-- begin --

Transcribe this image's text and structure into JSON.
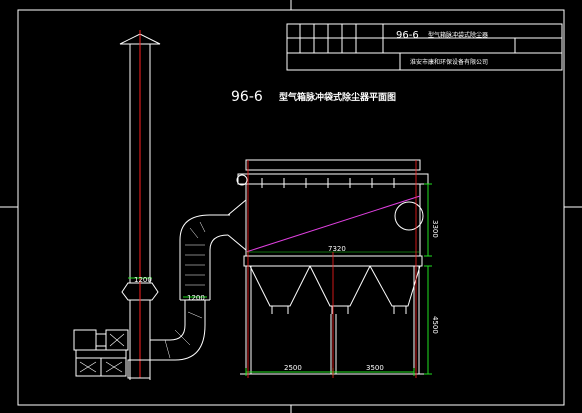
{
  "title_block": {
    "drawing_no": "96-6",
    "drawing_name": "型气箱脉冲袋式除尘器",
    "company": "淮安市康和环保设备有限公司"
  },
  "drawing_title": {
    "prefix": "96-6",
    "text": "型气箱脉冲袋式除尘器平面图"
  },
  "dimensions": {
    "chimney_width": "1200",
    "duct_width": "1200",
    "housing_length": "7320",
    "housing_height": "3300",
    "support_height": "4500",
    "left_span": "2500",
    "right_span": "3500"
  },
  "colors": {
    "background": "#000000",
    "linework": "#ffffff",
    "centerline": "#ff2020",
    "dimension": "#20e020",
    "diagonal": "#e040e0"
  }
}
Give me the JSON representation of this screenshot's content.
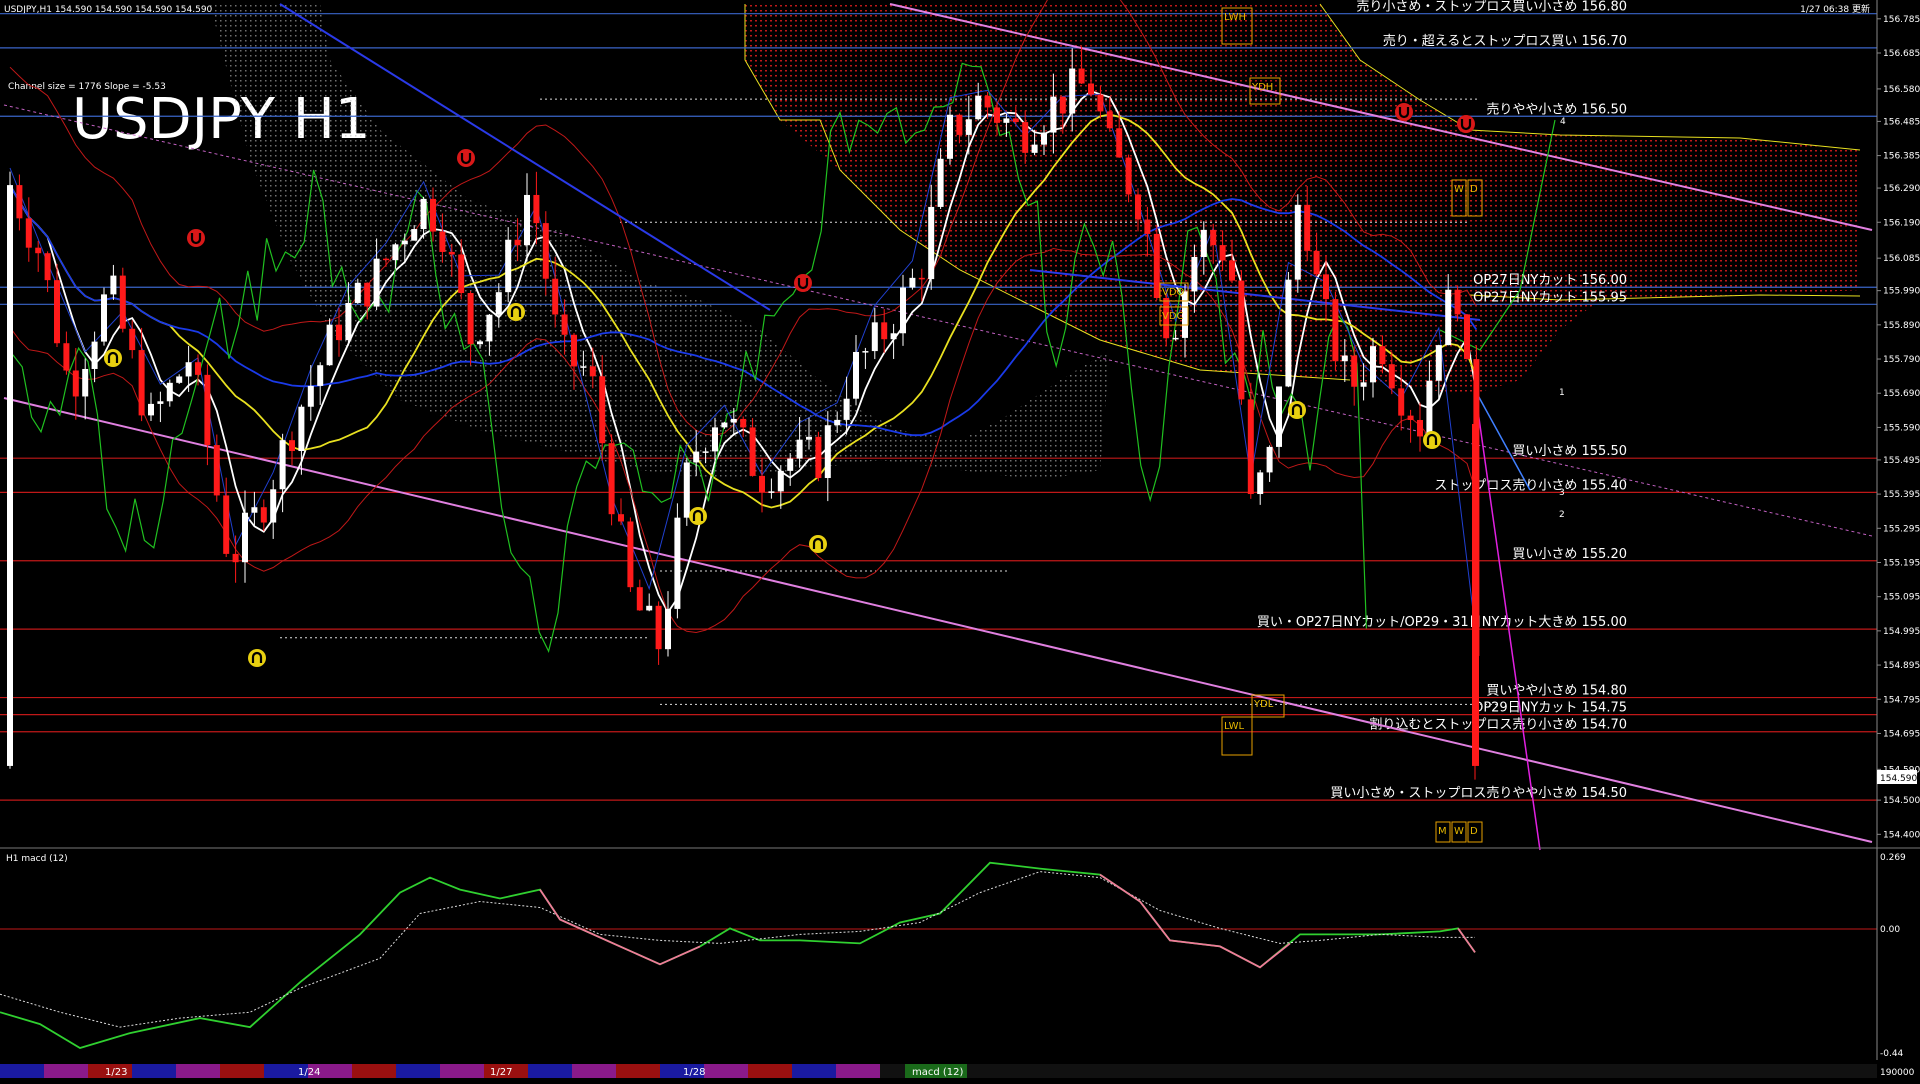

-- end --

▶ _WRITTEN EXERCISE_
Reproduce every line of the material precisely, omitting its pictures.

▶ _COMPLETED EXERCISE_
Transcribe this image's text and structure into JSON.
{
  "title_block": {
    "drawing_no": "96-6",
    "drawing_name": "型气箱脉冲袋式除尘器",
    "company": "淮安市康和环保设备有限公司"
  },
  "drawing_title": {
    "prefix": "96-6",
    "text": "型气箱脉冲袋式除尘器平面图"
  },
  "dimensions": {
    "chimney_width": "1200",
    "duct_width": "1200",
    "housing_length": "7320",
    "housing_height": "3300",
    "support_height": "4500",
    "left_span": "2500",
    "right_span": "3500"
  },
  "colors": {
    "background": "#000000",
    "linework": "#ffffff",
    "centerline": "#ff2020",
    "dimension": "#20e020",
    "diagonal": "#e040e0"
  }
}
Give me the JSON representation of this screenshot's content.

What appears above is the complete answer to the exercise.